> **SHORT EXERCISE**: Output the data exactly, with every line intact.

-=-=-=-=-

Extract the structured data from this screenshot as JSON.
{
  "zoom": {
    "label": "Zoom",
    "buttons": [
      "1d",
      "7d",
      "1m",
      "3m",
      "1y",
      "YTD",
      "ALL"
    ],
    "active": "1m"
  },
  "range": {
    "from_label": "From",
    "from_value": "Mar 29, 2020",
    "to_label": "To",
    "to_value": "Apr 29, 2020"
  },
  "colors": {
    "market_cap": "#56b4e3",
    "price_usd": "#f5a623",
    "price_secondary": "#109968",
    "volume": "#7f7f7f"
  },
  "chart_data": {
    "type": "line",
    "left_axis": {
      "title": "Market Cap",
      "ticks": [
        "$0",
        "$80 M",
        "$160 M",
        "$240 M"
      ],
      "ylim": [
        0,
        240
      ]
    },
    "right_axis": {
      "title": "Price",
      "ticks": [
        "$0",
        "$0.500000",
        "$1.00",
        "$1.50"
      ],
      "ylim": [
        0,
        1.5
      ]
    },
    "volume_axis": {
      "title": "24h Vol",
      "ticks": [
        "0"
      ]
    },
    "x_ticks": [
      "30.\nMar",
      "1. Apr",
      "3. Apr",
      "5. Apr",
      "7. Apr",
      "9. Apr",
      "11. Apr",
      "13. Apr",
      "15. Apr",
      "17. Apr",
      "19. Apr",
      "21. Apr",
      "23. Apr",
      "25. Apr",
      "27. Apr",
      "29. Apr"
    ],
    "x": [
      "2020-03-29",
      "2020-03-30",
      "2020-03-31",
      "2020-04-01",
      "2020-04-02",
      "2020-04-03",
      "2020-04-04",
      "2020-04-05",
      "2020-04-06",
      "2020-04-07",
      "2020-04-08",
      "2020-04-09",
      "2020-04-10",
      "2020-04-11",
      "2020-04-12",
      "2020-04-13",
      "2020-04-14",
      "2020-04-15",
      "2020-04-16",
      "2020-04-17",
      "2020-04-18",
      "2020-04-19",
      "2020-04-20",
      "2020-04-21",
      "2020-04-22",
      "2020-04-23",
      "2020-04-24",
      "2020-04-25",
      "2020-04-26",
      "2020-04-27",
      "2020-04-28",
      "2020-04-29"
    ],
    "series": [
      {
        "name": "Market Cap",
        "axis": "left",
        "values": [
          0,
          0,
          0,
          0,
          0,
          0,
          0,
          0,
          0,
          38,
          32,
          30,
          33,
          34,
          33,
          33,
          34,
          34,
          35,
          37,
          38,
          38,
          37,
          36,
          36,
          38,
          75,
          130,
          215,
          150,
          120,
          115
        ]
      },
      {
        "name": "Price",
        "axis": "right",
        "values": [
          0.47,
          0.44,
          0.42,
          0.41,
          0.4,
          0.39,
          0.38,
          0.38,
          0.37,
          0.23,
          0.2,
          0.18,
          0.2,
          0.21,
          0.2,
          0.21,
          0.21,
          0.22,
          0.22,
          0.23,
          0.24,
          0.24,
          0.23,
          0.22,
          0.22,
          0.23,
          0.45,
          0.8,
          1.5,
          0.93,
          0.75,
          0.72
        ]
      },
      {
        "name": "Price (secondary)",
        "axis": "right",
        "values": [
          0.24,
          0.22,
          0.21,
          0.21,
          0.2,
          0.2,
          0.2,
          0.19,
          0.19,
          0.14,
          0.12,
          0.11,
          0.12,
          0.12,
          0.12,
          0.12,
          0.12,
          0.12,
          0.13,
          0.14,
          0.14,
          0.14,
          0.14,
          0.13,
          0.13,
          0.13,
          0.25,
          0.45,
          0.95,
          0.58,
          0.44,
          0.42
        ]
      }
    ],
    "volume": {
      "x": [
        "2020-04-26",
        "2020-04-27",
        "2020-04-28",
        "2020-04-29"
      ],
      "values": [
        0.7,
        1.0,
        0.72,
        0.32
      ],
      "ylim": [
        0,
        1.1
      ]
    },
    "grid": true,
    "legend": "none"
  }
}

-=-=-=-=-

> **RESULT OF THIS EXERCISE**:
Extract the structured data from this screenshot as JSON.
{
  "zoom": {
    "label": "Zoom",
    "buttons": [
      "1d",
      "7d",
      "1m",
      "3m",
      "1y",
      "YTD",
      "ALL"
    ],
    "active": "1m"
  },
  "range": {
    "from_label": "From",
    "from_value": "Mar 29, 2020",
    "to_label": "To",
    "to_value": "Apr 29, 2020"
  },
  "colors": {
    "market_cap": "#56b4e3",
    "price_usd": "#f5a623",
    "price_secondary": "#109968",
    "volume": "#7f7f7f"
  },
  "chart_data": {
    "type": "line",
    "left_axis": {
      "title": "Market Cap",
      "ticks": [
        "$0",
        "$80 M",
        "$160 M",
        "$240 M"
      ],
      "ylim": [
        0,
        240
      ]
    },
    "right_axis": {
      "title": "Price",
      "ticks": [
        "$0",
        "$0.500000",
        "$1.00",
        "$1.50"
      ],
      "ylim": [
        0,
        1.5
      ]
    },
    "volume_axis": {
      "title": "24h Vol",
      "ticks": [
        "0"
      ]
    },
    "x_ticks": [
      "30.\nMar",
      "1. Apr",
      "3. Apr",
      "5. Apr",
      "7. Apr",
      "9. Apr",
      "11. Apr",
      "13. Apr",
      "15. Apr",
      "17. Apr",
      "19. Apr",
      "21. Apr",
      "23. Apr",
      "25. Apr",
      "27. Apr",
      "29. Apr"
    ],
    "x": [
      "2020-03-29",
      "2020-03-30",
      "2020-03-31",
      "2020-04-01",
      "2020-04-02",
      "2020-04-03",
      "2020-04-04",
      "2020-04-05",
      "2020-04-06",
      "2020-04-07",
      "2020-04-08",
      "2020-04-09",
      "2020-04-10",
      "2020-04-11",
      "2020-04-12",
      "2020-04-13",
      "2020-04-14",
      "2020-04-15",
      "2020-04-16",
      "2020-04-17",
      "2020-04-18",
      "2020-04-19",
      "2020-04-20",
      "2020-04-21",
      "2020-04-22",
      "2020-04-23",
      "2020-04-24",
      "2020-04-25",
      "2020-04-26",
      "2020-04-27",
      "2020-04-28",
      "2020-04-29"
    ],
    "series": [
      {
        "name": "Market Cap",
        "axis": "left",
        "values": [
          0,
          0,
          0,
          0,
          0,
          0,
          0,
          0,
          0,
          38,
          32,
          30,
          33,
          34,
          33,
          33,
          34,
          34,
          35,
          37,
          38,
          38,
          37,
          36,
          36,
          38,
          75,
          130,
          215,
          150,
          120,
          115
        ]
      },
      {
        "name": "Price",
        "axis": "right",
        "values": [
          0.47,
          0.44,
          0.42,
          0.41,
          0.4,
          0.39,
          0.38,
          0.38,
          0.37,
          0.23,
          0.2,
          0.18,
          0.2,
          0.21,
          0.2,
          0.21,
          0.21,
          0.22,
          0.22,
          0.23,
          0.24,
          0.24,
          0.23,
          0.22,
          0.22,
          0.23,
          0.45,
          0.8,
          1.5,
          0.93,
          0.75,
          0.72
        ]
      },
      {
        "name": "Price (secondary)",
        "axis": "right",
        "values": [
          0.24,
          0.22,
          0.21,
          0.21,
          0.2,
          0.2,
          0.2,
          0.19,
          0.19,
          0.14,
          0.12,
          0.11,
          0.12,
          0.12,
          0.12,
          0.12,
          0.12,
          0.12,
          0.13,
          0.14,
          0.14,
          0.14,
          0.14,
          0.13,
          0.13,
          0.13,
          0.25,
          0.45,
          0.95,
          0.58,
          0.44,
          0.42
        ]
      }
    ],
    "volume": {
      "x": [
        "2020-04-26",
        "2020-04-27",
        "2020-04-28",
        "2020-04-29"
      ],
      "values": [
        0.7,
        1.0,
        0.72,
        0.32
      ],
      "ylim": [
        0,
        1.1
      ]
    },
    "grid": true,
    "legend": "none"
  }
}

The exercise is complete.